▶ **DIRECTIONS**
Where a line contains the word "future", copy that line.

▶ **ENTRIES SHOWN**
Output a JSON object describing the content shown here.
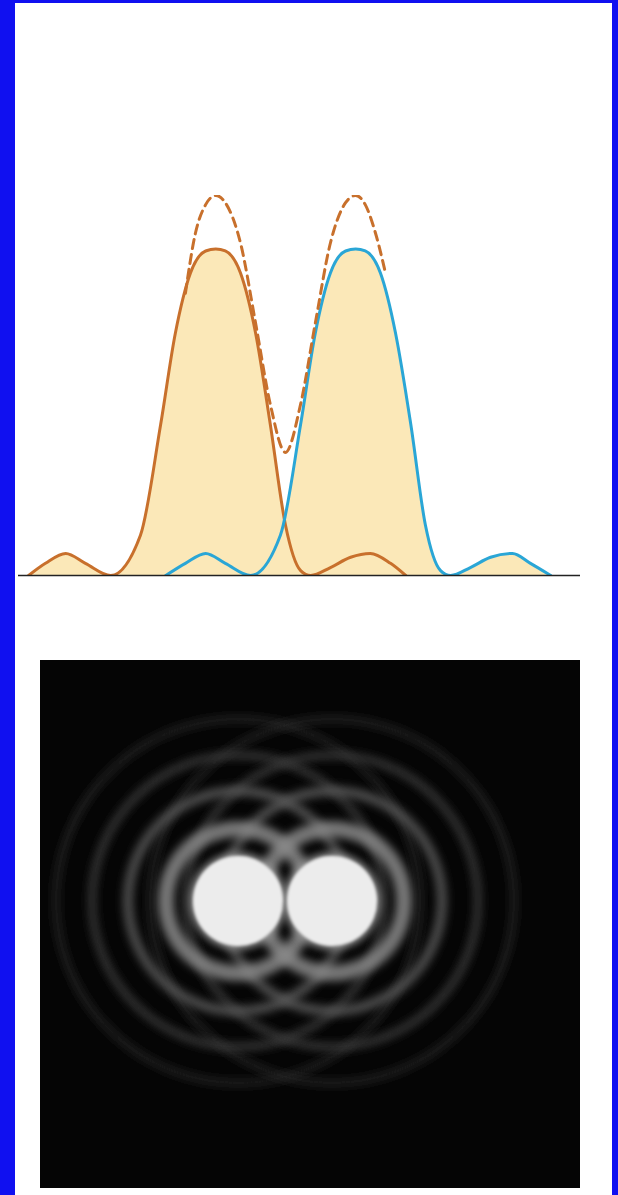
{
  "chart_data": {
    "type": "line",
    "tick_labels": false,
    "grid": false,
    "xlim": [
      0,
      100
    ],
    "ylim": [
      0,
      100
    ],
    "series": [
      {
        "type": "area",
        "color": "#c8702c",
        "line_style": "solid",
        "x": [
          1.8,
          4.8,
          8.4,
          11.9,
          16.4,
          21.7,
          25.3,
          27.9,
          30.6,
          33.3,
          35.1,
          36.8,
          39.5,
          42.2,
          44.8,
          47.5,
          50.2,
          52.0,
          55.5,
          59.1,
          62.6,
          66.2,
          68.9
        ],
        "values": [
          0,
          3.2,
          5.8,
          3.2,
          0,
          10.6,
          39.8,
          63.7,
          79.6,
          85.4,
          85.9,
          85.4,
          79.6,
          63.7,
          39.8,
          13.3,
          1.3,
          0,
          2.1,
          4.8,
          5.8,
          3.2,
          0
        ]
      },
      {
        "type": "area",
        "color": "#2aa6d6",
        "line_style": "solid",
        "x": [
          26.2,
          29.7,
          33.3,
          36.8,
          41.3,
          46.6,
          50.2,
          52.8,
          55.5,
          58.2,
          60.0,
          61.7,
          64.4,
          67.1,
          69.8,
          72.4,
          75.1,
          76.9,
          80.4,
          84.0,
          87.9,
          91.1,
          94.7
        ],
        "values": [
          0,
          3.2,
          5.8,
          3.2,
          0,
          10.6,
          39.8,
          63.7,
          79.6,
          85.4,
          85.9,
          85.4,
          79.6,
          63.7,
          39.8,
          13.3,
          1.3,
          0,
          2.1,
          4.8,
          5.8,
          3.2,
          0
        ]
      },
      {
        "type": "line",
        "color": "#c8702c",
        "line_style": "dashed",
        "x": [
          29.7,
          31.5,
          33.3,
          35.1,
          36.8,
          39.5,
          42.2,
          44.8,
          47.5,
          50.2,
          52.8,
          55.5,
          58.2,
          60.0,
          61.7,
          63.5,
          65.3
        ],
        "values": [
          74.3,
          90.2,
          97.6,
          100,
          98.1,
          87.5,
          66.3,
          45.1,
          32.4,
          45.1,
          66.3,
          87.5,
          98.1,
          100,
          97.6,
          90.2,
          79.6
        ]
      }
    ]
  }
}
---
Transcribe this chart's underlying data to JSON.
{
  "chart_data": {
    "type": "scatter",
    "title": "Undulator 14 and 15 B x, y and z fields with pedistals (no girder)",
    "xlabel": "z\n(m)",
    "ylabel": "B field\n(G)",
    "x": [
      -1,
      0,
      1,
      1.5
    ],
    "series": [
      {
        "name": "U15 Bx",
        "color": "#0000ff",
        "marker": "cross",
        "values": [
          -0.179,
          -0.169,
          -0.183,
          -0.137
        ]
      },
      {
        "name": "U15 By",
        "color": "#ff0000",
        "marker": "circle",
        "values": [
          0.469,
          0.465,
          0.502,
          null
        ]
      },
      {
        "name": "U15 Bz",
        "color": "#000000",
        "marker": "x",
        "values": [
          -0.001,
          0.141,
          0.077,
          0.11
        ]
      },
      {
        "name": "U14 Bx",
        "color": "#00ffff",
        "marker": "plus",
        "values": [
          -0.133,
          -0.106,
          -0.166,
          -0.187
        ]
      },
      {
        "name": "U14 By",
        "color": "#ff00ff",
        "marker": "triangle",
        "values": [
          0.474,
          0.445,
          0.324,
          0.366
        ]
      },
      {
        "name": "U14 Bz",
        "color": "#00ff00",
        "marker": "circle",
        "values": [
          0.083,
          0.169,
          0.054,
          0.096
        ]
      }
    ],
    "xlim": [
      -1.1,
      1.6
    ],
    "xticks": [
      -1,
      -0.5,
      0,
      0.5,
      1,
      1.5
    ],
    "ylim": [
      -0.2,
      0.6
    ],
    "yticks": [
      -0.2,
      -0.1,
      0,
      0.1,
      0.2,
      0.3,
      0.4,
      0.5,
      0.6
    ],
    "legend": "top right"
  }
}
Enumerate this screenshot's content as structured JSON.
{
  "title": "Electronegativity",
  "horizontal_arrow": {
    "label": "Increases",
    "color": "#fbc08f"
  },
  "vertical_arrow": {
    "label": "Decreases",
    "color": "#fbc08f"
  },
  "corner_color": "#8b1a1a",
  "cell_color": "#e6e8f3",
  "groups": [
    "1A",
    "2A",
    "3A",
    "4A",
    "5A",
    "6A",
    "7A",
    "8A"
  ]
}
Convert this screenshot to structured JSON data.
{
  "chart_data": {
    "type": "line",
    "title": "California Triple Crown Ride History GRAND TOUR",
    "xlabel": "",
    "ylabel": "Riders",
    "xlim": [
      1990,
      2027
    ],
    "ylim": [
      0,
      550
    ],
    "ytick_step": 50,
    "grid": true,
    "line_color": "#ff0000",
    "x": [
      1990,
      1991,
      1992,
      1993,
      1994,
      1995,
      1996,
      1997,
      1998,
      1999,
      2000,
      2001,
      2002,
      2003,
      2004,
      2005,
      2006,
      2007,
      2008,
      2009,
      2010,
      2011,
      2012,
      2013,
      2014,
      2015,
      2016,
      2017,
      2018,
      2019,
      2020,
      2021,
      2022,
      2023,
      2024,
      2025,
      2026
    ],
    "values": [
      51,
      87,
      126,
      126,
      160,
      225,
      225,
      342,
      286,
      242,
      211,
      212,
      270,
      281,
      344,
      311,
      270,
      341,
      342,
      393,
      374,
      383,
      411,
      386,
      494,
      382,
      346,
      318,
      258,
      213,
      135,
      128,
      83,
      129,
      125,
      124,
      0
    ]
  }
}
* * *
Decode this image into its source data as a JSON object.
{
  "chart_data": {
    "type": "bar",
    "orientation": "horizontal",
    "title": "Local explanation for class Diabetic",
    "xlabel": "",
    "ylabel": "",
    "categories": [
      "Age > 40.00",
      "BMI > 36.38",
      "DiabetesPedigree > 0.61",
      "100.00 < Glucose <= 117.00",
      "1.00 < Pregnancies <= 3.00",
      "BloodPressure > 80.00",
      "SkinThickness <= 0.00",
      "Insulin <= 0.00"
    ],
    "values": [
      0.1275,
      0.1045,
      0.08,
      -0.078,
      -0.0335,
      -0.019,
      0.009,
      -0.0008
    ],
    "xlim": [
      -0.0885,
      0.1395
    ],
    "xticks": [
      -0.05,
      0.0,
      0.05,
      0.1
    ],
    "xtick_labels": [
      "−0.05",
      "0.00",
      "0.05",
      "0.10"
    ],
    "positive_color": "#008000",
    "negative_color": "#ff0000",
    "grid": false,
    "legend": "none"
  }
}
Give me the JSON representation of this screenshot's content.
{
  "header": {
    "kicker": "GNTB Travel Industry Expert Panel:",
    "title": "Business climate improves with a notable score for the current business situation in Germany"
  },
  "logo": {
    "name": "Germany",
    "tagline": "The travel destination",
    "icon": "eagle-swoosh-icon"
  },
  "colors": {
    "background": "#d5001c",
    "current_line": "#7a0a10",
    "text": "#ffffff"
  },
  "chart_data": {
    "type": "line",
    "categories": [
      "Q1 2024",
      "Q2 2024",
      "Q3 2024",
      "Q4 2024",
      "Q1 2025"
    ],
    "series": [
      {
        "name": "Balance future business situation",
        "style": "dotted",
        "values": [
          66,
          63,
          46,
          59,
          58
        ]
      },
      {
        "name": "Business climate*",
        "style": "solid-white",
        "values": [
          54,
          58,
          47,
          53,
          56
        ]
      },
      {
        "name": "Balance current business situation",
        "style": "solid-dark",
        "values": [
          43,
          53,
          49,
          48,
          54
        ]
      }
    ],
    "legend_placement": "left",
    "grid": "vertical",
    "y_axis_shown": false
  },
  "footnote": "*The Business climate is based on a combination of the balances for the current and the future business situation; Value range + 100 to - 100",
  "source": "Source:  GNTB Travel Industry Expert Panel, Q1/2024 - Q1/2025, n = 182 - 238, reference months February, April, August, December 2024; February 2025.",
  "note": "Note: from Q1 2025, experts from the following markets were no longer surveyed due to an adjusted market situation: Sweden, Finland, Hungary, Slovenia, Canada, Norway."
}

▶ **WRITTEN RESPONSE**
        "name": "Balance future business situation",
  "footnote": "*The Business climate is based on a combination of the balances for the current and the future business situation; Value range + 100 to - 100",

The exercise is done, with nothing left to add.